[Your task] Copy each line of the records that holds the string "LAMP".

Collected data:
+++++

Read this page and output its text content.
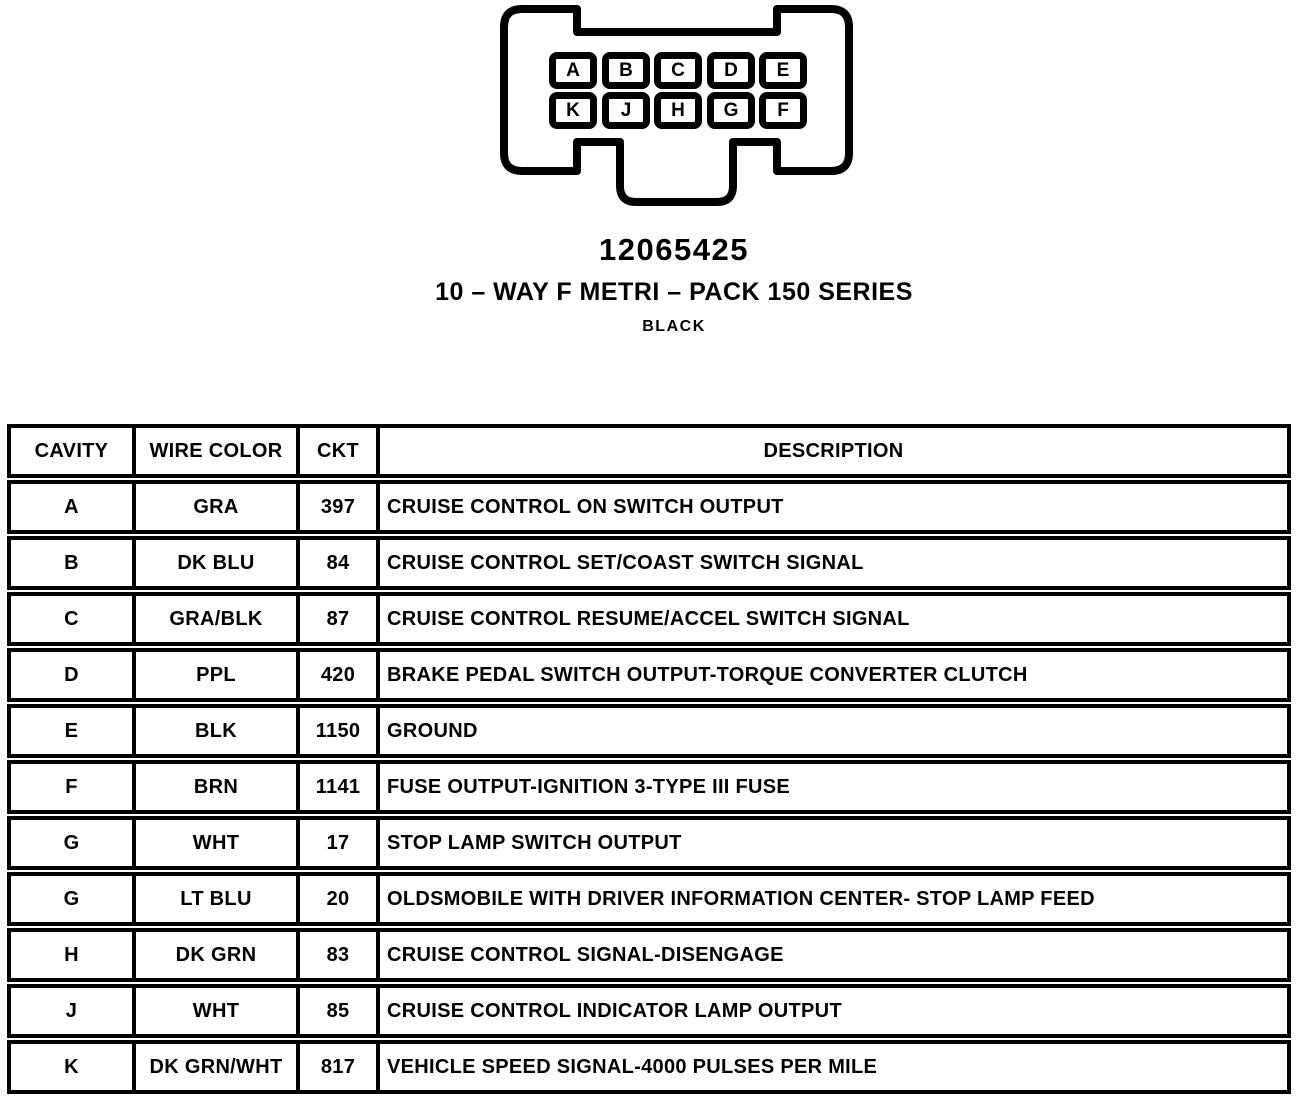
A	B	C	D	E
K	J	H	G	F
12065425
10 – WAY F METRI – PACK 150 SERIES
BLACK
CAVITY	WIRE COLOR	CKT	DESCRIPTION
A	GRA	397	CRUISE CONTROL ON SWITCH OUTPUT
B	DK BLU	84	CRUISE CONTROL SET/COAST SWITCH SIGNAL
C	GRA/BLK	87	CRUISE CONTROL RESUME/ACCEL SWITCH SIGNAL
D	PPL	420	BRAKE PEDAL SWITCH OUTPUT-TORQUE CONVERTER CLUTCH
E	BLK	1150	GROUND
F	BRN	1141	FUSE OUTPUT-IGNITION 3-TYPE III FUSE
G	WHT	17	STOP LAMP SWITCH OUTPUT
G	LT BLU	20	OLDSMOBILE WITH DRIVER INFORMATION CENTER- STOP LAMP FEED
H	DK GRN	83	CRUISE CONTROL SIGNAL-DISENGAGE
J	WHT	85	CRUISE CONTROL INDICATOR LAMP OUTPUT
K	DK GRN/WHT	817	VEHICLE SPEED SIGNAL-4000 PULSES PER MILE
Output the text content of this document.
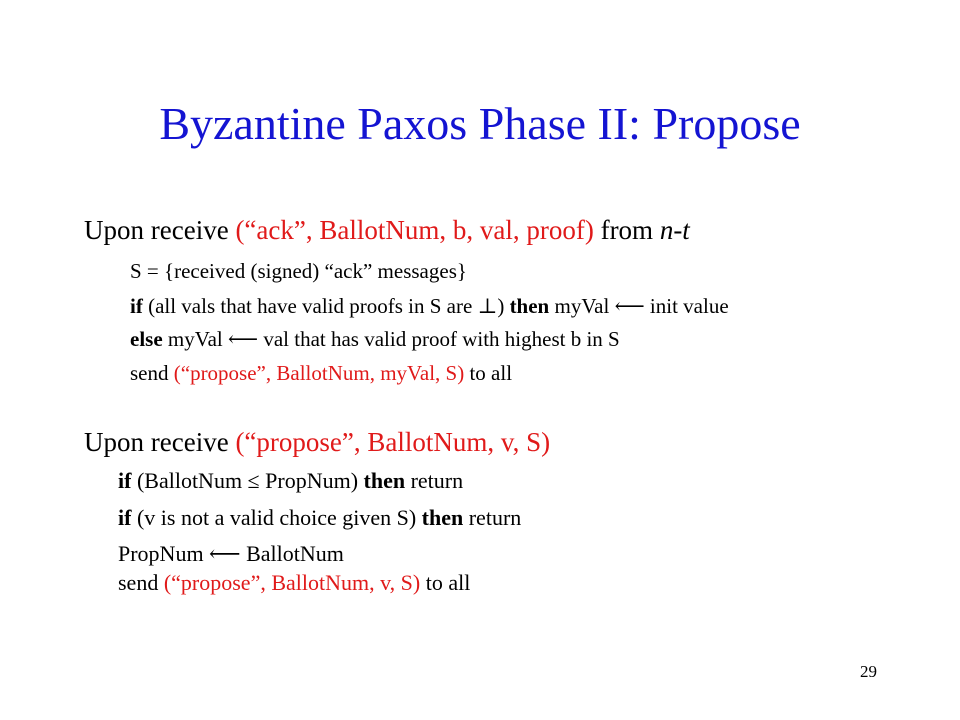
Byzantine Paxos Phase II: Propose
Upon receive (“ack”, BallotNum, b, val, proof) from n-t
S = {received (signed) “ack” messages}
if (all vals that have valid proofs in S are ⊥) then myVal ⟵ init value
else myVal ⟵ val that has valid proof with highest b in S
send (“propose”, BallotNum, myVal, S) to all
Upon receive (“propose”, BallotNum, v, S)
if (BallotNum ≤ PropNum) then return
if (v is not a valid choice given S) then return
PropNum ⟵ BallotNum
send (“propose”, BallotNum, v, S) to all
29
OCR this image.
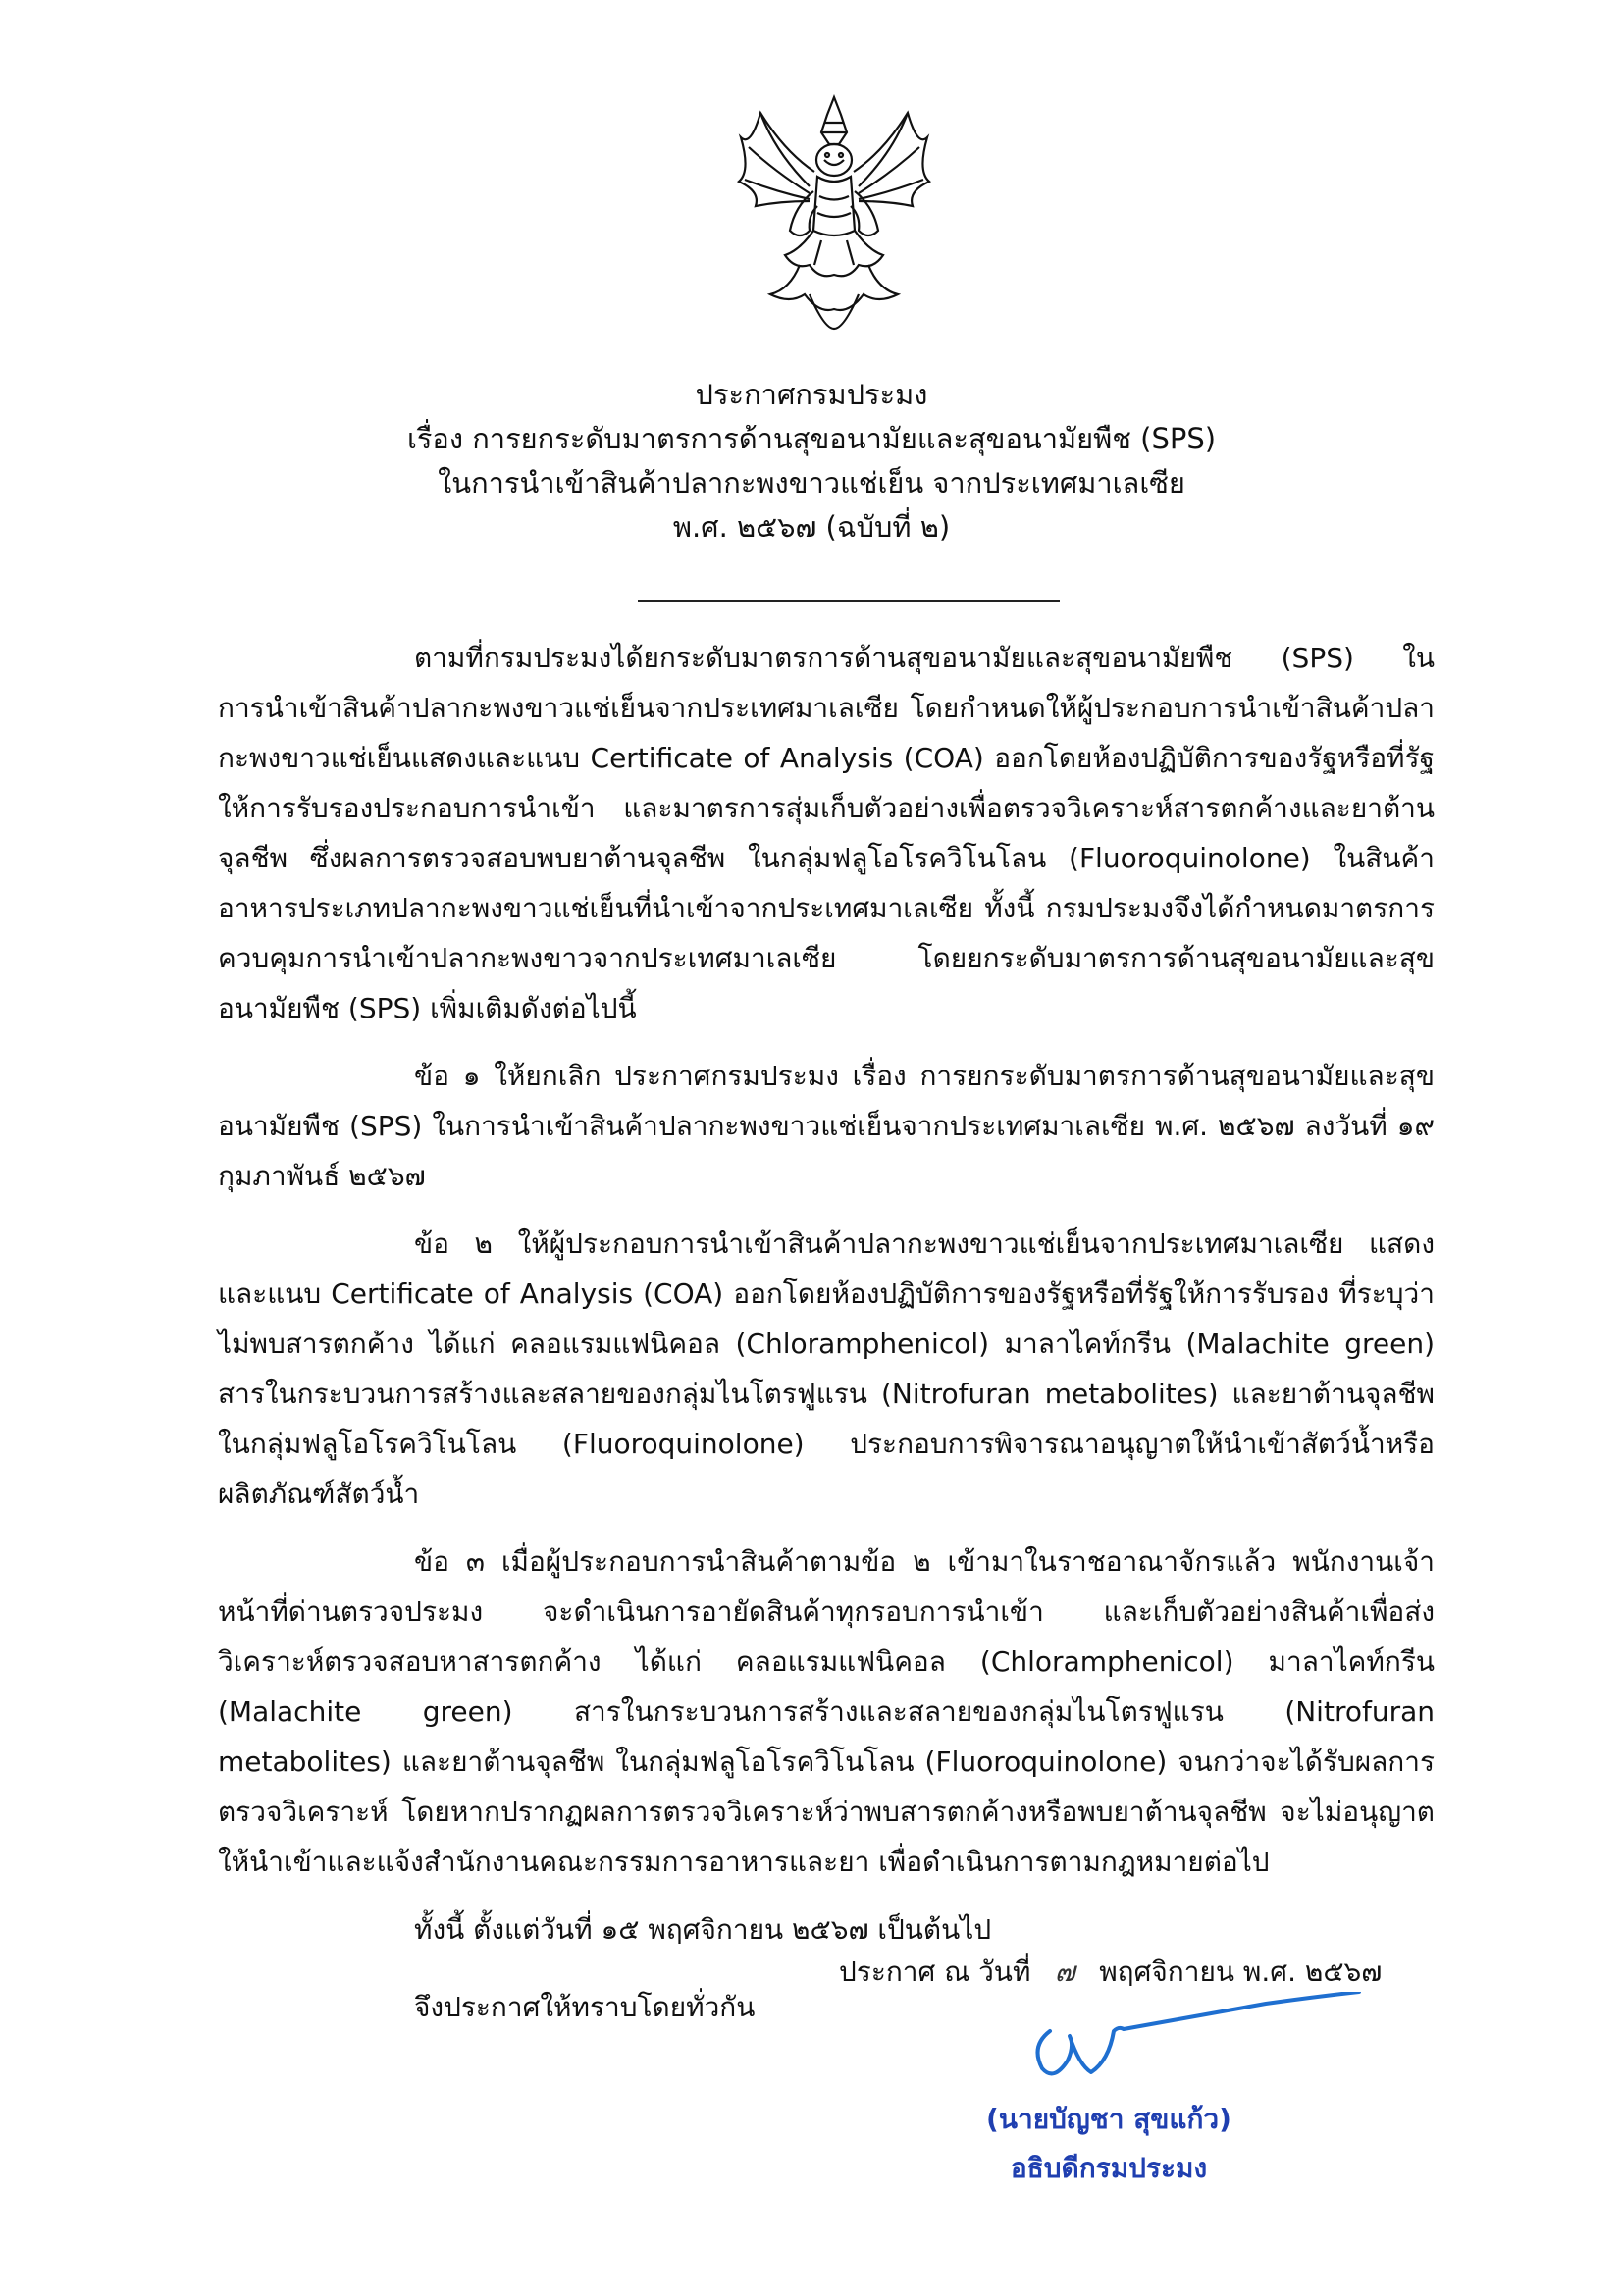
ประกาศกรมประมง
เรื่อง การยกระดับมาตรการด้านสุขอนามัยและสุขอนามัยพืช (SPS)
ในการนำเข้าสินค้าปลากะพงขาวแช่เย็น จากประเทศมาเลเซีย
พ.ศ. ๒๕๖๗ (ฉบับที่ ๒)

ตามที่กรมประมงได้ยกระดับมาตรการด้านสุขอนามัยและสุขอนามัยพืช (SPS) ในการนำเข้าสินค้าปลากะพงขาวแช่เย็นจากประเทศมาเลเซีย โดยกำหนดให้ผู้ประกอบการนำเข้าสินค้าปลากะพงขาวแช่เย็นแสดงและแนบ Certificate of Analysis (COA) ออกโดยห้องปฏิบัติการของรัฐหรือที่รัฐให้การรับรองประกอบการนำเข้า และมาตรการสุ่มเก็บตัวอย่างเพื่อตรวจวิเคราะห์สารตกค้างและยาต้านจุลชีพ ซึ่งผลการตรวจสอบพบยาต้านจุลชีพ ในกลุ่มฟลูโอโรควิโนโลน (Fluoroquinolone) ในสินค้าอาหารประเภทปลากะพงขาวแช่เย็นที่นำเข้าจากประเทศมาเลเซีย ทั้งนี้ กรมประมงจึงได้กำหนดมาตรการควบคุมการนำเข้าปลากะพงขาวจากประเทศมาเลเซีย โดยยกระดับมาตรการด้านสุขอนามัยและสุขอนามัยพืช (SPS) เพิ่มเติมดังต่อไปนี้

ข้อ ๑ ให้ยกเลิก ประกาศกรมประมง เรื่อง การยกระดับมาตรการด้านสุขอนามัยและสุขอนามัยพืช (SPS) ในการนำเข้าสินค้าปลากะพงขาวแช่เย็นจากประเทศมาเลเซีย พ.ศ. ๒๕๖๗ ลงวันที่ ๑๙ กุมภาพันธ์ ๒๕๖๗

ข้อ ๒ ให้ผู้ประกอบการนำเข้าสินค้าปลากะพงขาวแช่เย็นจากประเทศมาเลเซีย แสดงและแนบ Certificate of Analysis (COA) ออกโดยห้องปฏิบัติการของรัฐหรือที่รัฐให้การรับรอง ที่ระบุว่าไม่พบสารตกค้าง ได้แก่ คลอแรมแฟนิคอล (Chloramphenicol) มาลาไคท์กรีน (Malachite green) สารในกระบวนการสร้างและสลายของกลุ่มไนโตรฟูแรน (Nitrofuran metabolites) และยาต้านจุลชีพในกลุ่มฟลูโอโรควิโนโลน (Fluoroquinolone) ประกอบการพิจารณาอนุญาตให้นำเข้าสัตว์น้ำหรือผลิตภัณฑ์สัตว์น้ำ

ข้อ ๓ เมื่อผู้ประกอบการนำสินค้าตามข้อ ๒ เข้ามาในราชอาณาจักรแล้ว พนักงานเจ้าหน้าที่ด่านตรวจประมง จะดำเนินการอายัดสินค้าทุกรอบการนำเข้า และเก็บตัวอย่างสินค้าเพื่อส่งวิเคราะห์ตรวจสอบหาสารตกค้าง ได้แก่ คลอแรมแฟนิคอล (Chloramphenicol) มาลาไคท์กรีน (Malachite green) สารในกระบวนการสร้างและสลายของกลุ่มไนโตรฟูแรน (Nitrofuran metabolites) และยาต้านจุลชีพ ในกลุ่มฟลูโอโรควิโนโลน (Fluoroquinolone) จนกว่าจะได้รับผลการตรวจวิเคราะห์ โดยหากปรากฏผลการตรวจวิเคราะห์ว่าพบสารตกค้างหรือพบยาต้านจุลชีพ จะไม่อนุญาตให้นำเข้าและแจ้งสำนักงานคณะกรรมการอาหารและยา เพื่อดำเนินการตามกฎหมายต่อไป

ทั้งนี้ ตั้งแต่วันที่ ๑๕ พฤศจิกายน ๒๕๖๗ เป็นต้นไป

จึงประกาศให้ทราบโดยทั่วกัน

ประกาศ ณ วันที่ ๗ พฤศจิกายน พ.ศ. ๒๕๖๗
(นายบัญชา สุขแก้ว)
อธิบดีกรมประมง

+++++

[Exercise output]
G	WHT	17	STOP LAMP SWITCH OUTPUT
G	LT BLU	20	OLDSMOBILE WITH DRIVER INFORMATION CENTER- STOP LAMP FEED
J	WHT	85	CRUISE CONTROL INDICATOR LAMP OUTPUT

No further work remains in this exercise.